Request >>
Search the data below for the word "among" and copy each line that holds it.

Given data >>
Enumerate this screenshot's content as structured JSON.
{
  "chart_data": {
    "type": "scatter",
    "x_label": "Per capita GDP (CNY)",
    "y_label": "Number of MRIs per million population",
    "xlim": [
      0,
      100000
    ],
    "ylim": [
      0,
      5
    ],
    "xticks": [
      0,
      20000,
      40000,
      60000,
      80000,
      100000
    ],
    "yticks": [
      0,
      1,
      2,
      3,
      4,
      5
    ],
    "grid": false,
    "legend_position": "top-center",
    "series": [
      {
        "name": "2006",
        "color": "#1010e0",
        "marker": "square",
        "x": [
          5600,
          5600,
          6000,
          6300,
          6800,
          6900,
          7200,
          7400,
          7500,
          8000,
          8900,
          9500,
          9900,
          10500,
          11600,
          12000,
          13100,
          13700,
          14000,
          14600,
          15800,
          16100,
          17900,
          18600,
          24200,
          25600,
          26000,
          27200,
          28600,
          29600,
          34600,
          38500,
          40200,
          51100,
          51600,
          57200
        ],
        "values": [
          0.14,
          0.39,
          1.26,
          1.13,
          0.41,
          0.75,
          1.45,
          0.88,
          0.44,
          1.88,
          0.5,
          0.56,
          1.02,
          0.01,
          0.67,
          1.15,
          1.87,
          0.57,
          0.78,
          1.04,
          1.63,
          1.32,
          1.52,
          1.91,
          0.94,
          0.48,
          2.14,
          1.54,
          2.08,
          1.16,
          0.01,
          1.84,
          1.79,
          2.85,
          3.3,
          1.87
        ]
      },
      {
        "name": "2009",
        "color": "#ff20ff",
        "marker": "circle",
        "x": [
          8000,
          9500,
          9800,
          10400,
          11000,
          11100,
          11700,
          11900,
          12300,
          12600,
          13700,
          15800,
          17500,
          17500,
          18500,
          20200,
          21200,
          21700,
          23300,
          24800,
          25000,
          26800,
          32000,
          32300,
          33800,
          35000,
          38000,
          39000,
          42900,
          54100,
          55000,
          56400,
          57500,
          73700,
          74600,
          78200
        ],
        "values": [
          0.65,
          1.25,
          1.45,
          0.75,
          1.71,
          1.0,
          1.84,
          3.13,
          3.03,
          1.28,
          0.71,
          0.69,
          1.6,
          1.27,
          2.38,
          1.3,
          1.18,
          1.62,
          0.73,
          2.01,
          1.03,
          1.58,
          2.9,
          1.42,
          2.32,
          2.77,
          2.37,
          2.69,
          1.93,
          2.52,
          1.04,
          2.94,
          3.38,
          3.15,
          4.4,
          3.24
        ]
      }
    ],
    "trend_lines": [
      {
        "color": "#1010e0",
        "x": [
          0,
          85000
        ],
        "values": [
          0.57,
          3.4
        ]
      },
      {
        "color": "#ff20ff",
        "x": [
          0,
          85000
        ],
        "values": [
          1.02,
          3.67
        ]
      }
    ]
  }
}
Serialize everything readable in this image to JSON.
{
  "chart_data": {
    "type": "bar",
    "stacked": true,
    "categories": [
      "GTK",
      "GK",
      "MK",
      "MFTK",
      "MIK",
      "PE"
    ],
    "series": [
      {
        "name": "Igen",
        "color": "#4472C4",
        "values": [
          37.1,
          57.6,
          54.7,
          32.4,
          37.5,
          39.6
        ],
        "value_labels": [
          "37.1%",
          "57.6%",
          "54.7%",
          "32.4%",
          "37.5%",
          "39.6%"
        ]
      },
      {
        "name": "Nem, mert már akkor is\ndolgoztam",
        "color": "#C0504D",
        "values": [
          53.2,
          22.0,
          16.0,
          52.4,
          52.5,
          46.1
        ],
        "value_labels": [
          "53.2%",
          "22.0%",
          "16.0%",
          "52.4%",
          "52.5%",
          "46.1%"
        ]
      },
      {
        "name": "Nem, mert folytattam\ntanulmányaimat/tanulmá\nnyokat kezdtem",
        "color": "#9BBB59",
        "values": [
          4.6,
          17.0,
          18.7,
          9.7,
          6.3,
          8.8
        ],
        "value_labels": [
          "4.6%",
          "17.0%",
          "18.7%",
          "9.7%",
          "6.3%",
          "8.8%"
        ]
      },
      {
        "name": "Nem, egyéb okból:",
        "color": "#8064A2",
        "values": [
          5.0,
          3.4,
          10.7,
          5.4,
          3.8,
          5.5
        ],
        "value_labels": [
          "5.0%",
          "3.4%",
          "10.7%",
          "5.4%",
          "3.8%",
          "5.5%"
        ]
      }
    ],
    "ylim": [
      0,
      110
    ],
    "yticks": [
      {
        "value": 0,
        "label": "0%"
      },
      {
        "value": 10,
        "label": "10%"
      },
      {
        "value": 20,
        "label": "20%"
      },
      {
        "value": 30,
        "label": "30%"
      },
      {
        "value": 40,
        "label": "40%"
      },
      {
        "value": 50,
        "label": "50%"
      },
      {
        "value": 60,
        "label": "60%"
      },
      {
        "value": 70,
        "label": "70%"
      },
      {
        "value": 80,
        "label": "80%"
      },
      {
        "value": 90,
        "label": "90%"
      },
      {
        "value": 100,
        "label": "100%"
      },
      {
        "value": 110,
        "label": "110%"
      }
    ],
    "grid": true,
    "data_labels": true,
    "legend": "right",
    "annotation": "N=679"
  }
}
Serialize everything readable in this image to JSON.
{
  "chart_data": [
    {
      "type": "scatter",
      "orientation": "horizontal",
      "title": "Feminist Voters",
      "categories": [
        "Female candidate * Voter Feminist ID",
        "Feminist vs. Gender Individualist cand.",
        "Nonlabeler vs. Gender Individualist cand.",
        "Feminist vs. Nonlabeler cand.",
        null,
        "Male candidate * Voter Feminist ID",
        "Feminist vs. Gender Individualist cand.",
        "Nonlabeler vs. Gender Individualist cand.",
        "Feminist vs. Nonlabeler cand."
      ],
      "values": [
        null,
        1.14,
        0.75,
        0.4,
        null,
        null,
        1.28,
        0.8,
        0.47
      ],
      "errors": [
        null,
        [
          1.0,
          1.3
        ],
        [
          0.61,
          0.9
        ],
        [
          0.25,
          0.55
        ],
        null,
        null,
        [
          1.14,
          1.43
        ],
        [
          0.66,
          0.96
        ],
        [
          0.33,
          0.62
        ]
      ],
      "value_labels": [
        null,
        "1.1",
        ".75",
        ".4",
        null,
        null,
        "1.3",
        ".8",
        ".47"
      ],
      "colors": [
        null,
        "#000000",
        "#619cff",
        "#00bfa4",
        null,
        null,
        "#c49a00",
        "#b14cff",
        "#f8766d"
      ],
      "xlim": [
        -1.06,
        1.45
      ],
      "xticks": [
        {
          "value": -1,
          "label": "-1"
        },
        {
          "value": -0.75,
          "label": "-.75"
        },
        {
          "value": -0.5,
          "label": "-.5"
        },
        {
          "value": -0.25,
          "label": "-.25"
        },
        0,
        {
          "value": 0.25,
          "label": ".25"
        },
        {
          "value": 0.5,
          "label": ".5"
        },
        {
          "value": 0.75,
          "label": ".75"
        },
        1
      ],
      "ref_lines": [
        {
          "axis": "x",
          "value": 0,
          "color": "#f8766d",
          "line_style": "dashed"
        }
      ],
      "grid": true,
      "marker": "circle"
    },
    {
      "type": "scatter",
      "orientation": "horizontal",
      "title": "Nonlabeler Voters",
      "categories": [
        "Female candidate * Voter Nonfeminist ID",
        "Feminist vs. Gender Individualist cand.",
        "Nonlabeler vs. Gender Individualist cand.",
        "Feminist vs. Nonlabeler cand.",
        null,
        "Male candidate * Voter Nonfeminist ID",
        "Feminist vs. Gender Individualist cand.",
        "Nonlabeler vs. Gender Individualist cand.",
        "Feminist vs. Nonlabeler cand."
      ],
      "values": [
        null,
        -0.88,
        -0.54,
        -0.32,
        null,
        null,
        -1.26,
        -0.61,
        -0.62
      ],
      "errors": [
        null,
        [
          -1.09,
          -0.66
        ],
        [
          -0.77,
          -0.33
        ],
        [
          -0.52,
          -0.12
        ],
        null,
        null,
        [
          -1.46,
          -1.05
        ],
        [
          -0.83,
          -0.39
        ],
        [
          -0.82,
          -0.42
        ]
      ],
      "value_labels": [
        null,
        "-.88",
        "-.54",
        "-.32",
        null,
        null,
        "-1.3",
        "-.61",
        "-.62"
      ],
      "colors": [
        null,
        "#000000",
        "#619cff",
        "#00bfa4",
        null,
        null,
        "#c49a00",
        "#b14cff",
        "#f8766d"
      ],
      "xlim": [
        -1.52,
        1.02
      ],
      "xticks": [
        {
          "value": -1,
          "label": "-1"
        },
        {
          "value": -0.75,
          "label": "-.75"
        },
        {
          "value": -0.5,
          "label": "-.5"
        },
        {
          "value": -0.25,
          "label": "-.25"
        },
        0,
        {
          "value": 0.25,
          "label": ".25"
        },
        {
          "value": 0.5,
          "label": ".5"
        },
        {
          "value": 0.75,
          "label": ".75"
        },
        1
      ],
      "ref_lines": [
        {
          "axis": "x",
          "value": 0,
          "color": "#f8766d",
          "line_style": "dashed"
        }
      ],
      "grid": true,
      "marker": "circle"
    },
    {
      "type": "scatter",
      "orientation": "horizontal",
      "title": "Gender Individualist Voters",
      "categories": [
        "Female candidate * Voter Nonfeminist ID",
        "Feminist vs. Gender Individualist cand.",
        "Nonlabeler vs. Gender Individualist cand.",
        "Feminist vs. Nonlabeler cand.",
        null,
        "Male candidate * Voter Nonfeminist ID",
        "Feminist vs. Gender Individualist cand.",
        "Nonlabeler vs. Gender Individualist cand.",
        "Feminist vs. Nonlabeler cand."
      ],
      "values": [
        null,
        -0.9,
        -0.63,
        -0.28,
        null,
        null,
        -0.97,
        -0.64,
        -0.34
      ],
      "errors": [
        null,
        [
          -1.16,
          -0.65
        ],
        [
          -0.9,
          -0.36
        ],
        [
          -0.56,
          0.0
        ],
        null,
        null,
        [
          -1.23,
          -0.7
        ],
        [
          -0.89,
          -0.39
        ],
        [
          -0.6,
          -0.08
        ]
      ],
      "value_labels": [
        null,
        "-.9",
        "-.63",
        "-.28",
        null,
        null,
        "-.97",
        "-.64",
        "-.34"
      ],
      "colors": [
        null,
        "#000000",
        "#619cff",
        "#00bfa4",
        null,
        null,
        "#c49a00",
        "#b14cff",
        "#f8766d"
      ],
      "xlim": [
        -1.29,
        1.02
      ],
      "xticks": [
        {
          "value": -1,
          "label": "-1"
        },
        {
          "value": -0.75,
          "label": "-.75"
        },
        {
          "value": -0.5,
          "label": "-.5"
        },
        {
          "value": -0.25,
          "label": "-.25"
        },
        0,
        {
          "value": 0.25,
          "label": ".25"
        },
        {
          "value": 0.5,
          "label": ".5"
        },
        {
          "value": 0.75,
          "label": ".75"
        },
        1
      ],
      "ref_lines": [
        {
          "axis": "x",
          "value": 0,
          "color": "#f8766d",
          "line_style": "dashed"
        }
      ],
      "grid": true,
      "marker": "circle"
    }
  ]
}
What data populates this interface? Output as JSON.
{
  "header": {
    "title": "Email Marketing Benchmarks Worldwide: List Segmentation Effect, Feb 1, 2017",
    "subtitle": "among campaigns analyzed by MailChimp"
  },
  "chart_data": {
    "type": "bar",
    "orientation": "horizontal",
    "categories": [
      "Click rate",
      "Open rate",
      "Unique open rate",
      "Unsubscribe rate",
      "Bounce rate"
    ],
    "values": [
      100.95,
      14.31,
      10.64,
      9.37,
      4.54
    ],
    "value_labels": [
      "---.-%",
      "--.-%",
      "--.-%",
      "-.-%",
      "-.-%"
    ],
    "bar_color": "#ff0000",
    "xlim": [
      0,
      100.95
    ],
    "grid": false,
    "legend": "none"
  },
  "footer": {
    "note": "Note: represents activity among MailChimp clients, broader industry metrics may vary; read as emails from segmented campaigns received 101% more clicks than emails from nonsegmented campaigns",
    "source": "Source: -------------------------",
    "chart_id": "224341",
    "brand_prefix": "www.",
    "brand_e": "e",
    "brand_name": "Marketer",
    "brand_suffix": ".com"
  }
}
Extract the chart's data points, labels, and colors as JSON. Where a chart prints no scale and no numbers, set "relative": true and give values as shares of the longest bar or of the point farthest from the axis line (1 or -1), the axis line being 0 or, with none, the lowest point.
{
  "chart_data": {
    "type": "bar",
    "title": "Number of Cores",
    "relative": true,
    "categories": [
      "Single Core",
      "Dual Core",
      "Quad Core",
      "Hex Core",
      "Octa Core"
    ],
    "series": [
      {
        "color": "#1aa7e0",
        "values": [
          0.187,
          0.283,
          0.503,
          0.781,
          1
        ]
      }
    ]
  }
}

Answer to the problem >>
    "subtitle": "among campaigns analyzed by MailChimp"
    "note": "Note: represents activity among MailChimp clients, broader industry metrics may vary; read as emails from segmented campaigns received 101% more clicks than emails from nonsegmented campaigns",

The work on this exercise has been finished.